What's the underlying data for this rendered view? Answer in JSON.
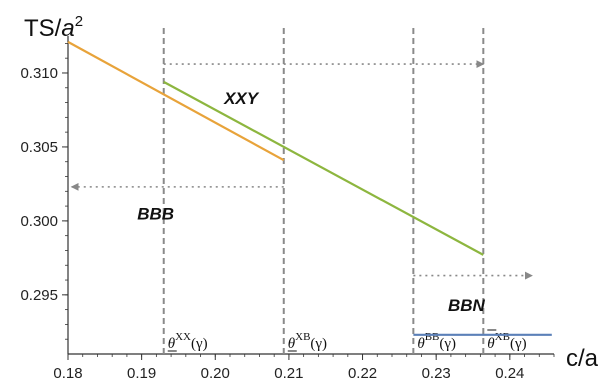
{
  "chart_data": {
    "type": "line",
    "y_axis_label": {
      "base": "TS/",
      "var": "a",
      "sup": "2"
    },
    "x_axis_label": "c/a",
    "xlim": [
      0.18,
      0.246
    ],
    "ylim": [
      0.291,
      0.3125
    ],
    "x_ticks": [
      "0.18",
      "0.19",
      "0.20",
      "0.21",
      "0.22",
      "0.23",
      "0.24"
    ],
    "x_tick_values": [
      0.18,
      0.19,
      0.2,
      0.21,
      0.22,
      0.23,
      0.24
    ],
    "y_ticks": [
      "0.295",
      "0.300",
      "0.305",
      "0.310"
    ],
    "y_tick_values": [
      0.295,
      0.3,
      0.305,
      0.31
    ],
    "series": [
      {
        "color": "#e8a33a",
        "points": [
          [
            0.18,
            0.3121
          ],
          [
            0.2093,
            0.3041
          ]
        ]
      },
      {
        "color": "#8db63f",
        "points": [
          [
            0.193,
            0.3094
          ],
          [
            0.2364,
            0.2977
          ]
        ]
      },
      {
        "color": "#5b80b8",
        "points": [
          [
            0.2269,
            0.2923
          ],
          [
            0.2457,
            0.2923
          ]
        ]
      }
    ],
    "vertical_lines": [
      {
        "x": 0.193,
        "label_main": "θ",
        "label_sup": "XX",
        "label_arg": "(γ)",
        "bar": "under"
      },
      {
        "x": 0.2093,
        "label_main": "θ",
        "label_sup": "XB",
        "label_arg": "(γ)",
        "bar": "under"
      },
      {
        "x": 0.2269,
        "label_main": "θ",
        "label_sup": "BB",
        "label_arg": "(γ)",
        "bar": "none"
      },
      {
        "x": 0.2364,
        "label_main": "θ",
        "label_sup": "XB",
        "label_arg": "(γ)",
        "bar": "over"
      }
    ],
    "arrows": [
      {
        "x_from": 0.193,
        "x_to": 0.2364,
        "y": 0.3106,
        "color": "#888888"
      },
      {
        "x_from": 0.2093,
        "x_to": 0.1805,
        "y": 0.3023,
        "color": "#888888"
      },
      {
        "x_from": 0.2269,
        "x_to": 0.243,
        "y": 0.2963,
        "color": "#888888"
      }
    ],
    "region_labels": [
      {
        "text": "XXY",
        "x": 0.2012,
        "y": 0.3079
      },
      {
        "text": "BBB",
        "x": 0.1894,
        "y": 0.3001
      },
      {
        "text": "BBN",
        "x": 0.2316,
        "y": 0.2939
      }
    ],
    "grid": false
  }
}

··········

* **TASK OBJECTIVE**
Reproduce every line above as written, skipping pictures.

* **RESULT OF THIS TASK**
What's the underlying data for this rendered view? Answer in JSON.
{
  "chart_data": {
    "type": "line",
    "y_axis_label": {
      "base": "TS/",
      "var": "a",
      "sup": "2"
    },
    "x_axis_label": "c/a",
    "xlim": [
      0.18,
      0.246
    ],
    "ylim": [
      0.291,
      0.3125
    ],
    "x_ticks": [
      "0.18",
      "0.19",
      "0.20",
      "0.21",
      "0.22",
      "0.23",
      "0.24"
    ],
    "x_tick_values": [
      0.18,
      0.19,
      0.2,
      0.21,
      0.22,
      0.23,
      0.24
    ],
    "y_ticks": [
      "0.295",
      "0.300",
      "0.305",
      "0.310"
    ],
    "y_tick_values": [
      0.295,
      0.3,
      0.305,
      0.31
    ],
    "series": [
      {
        "color": "#e8a33a",
        "points": [
          [
            0.18,
            0.3121
          ],
          [
            0.2093,
            0.3041
          ]
        ]
      },
      {
        "color": "#8db63f",
        "points": [
          [
            0.193,
            0.3094
          ],
          [
            0.2364,
            0.2977
          ]
        ]
      },
      {
        "color": "#5b80b8",
        "points": [
          [
            0.2269,
            0.2923
          ],
          [
            0.2457,
            0.2923
          ]
        ]
      }
    ],
    "vertical_lines": [
      {
        "x": 0.193,
        "label_main": "θ",
        "label_sup": "XX",
        "label_arg": "(γ)",
        "bar": "under"
      },
      {
        "x": 0.2093,
        "label_main": "θ",
        "label_sup": "XB",
        "label_arg": "(γ)",
        "bar": "under"
      },
      {
        "x": 0.2269,
        "label_main": "θ",
        "label_sup": "BB",
        "label_arg": "(γ)",
        "bar": "none"
      },
      {
        "x": 0.2364,
        "label_main": "θ",
        "label_sup": "XB",
        "label_arg": "(γ)",
        "bar": "over"
      }
    ],
    "arrows": [
      {
        "x_from": 0.193,
        "x_to": 0.2364,
        "y": 0.3106,
        "color": "#888888"
      },
      {
        "x_from": 0.2093,
        "x_to": 0.1805,
        "y": 0.3023,
        "color": "#888888"
      },
      {
        "x_from": 0.2269,
        "x_to": 0.243,
        "y": 0.2963,
        "color": "#888888"
      }
    ],
    "region_labels": [
      {
        "text": "XXY",
        "x": 0.2012,
        "y": 0.3079
      },
      {
        "text": "BBB",
        "x": 0.1894,
        "y": 0.3001
      },
      {
        "text": "BBN",
        "x": 0.2316,
        "y": 0.2939
      }
    ],
    "grid": false
  }
}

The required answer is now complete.